━━━ Materials provided ━━━
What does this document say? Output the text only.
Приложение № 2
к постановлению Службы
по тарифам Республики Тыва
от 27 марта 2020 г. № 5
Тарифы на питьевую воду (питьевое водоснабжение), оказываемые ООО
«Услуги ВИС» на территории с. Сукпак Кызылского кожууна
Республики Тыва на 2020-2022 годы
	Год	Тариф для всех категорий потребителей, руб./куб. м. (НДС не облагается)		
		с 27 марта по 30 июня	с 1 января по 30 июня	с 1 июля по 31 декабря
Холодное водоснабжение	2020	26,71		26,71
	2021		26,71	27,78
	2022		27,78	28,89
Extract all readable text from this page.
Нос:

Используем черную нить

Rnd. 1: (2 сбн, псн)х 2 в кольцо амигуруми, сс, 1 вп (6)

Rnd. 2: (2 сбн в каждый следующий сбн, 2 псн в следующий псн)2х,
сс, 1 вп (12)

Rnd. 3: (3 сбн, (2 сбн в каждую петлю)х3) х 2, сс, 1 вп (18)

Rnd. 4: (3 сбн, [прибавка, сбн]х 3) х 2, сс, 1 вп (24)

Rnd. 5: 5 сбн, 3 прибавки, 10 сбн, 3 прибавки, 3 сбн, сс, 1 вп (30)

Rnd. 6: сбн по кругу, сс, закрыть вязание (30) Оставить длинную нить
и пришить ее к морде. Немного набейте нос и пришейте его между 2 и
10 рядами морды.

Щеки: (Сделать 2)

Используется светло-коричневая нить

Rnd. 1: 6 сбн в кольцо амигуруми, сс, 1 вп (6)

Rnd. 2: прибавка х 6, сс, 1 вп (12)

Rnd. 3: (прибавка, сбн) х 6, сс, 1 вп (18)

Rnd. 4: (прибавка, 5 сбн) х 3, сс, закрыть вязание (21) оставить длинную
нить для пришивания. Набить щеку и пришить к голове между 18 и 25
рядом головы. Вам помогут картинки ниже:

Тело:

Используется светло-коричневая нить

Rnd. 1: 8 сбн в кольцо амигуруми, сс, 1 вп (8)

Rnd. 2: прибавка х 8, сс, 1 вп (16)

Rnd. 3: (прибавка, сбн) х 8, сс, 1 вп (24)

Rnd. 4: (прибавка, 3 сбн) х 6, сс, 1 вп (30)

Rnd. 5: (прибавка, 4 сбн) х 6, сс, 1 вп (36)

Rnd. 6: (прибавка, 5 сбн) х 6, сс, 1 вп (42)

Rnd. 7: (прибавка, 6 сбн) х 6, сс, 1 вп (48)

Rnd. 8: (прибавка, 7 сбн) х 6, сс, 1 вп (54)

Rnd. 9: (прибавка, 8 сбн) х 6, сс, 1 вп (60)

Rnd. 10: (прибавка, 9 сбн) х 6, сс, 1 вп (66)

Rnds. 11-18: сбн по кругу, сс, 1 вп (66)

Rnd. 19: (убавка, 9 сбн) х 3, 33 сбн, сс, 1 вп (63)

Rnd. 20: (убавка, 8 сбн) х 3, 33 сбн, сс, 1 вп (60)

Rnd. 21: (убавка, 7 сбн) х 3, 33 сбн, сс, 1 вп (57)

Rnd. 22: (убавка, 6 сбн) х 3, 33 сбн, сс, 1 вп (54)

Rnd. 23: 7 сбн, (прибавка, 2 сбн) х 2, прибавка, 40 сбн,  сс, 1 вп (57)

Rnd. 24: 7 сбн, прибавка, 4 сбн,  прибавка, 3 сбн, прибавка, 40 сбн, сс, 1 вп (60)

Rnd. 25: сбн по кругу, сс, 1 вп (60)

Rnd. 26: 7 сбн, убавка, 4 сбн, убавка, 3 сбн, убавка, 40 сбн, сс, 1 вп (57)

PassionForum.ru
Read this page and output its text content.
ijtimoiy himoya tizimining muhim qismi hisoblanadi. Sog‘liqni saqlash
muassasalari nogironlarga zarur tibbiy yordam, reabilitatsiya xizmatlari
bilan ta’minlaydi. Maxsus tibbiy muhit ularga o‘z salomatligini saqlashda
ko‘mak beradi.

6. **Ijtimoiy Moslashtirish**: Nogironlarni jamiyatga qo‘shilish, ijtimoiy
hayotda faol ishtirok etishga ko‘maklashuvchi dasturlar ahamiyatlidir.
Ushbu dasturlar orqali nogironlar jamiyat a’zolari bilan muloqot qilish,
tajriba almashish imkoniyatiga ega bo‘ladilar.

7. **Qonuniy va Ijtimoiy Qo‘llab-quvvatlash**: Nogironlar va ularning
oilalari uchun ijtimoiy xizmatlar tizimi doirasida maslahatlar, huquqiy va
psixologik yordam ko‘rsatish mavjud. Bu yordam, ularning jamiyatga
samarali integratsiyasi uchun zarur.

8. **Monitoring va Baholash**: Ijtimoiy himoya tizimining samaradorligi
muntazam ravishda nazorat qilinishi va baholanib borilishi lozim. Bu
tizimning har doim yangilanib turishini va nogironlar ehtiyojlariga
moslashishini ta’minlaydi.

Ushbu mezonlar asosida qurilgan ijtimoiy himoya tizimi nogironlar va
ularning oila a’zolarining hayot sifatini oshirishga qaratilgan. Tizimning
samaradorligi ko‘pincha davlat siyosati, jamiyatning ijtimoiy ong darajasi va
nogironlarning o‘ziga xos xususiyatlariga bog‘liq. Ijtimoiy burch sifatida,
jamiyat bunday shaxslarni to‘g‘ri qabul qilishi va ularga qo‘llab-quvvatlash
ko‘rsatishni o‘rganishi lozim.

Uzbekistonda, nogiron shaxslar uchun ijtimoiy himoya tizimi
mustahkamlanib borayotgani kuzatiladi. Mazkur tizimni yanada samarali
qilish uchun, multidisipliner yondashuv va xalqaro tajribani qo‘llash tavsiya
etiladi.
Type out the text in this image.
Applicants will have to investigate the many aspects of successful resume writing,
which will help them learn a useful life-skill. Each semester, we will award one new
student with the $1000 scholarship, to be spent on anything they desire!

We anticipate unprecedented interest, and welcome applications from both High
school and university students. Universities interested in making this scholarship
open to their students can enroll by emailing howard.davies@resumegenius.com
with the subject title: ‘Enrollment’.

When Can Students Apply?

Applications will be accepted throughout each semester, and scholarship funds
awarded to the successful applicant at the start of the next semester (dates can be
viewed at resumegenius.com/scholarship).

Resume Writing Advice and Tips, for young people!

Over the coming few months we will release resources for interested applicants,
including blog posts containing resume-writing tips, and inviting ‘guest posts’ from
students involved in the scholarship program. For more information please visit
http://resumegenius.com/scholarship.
━━━
Out of the material above, gather each line where "водоснабжение" appears.

Тарифы на питьевую воду (питьевое водоснабжение), оказываемые ООО
Холодное водоснабжение	2020	26,71		26,71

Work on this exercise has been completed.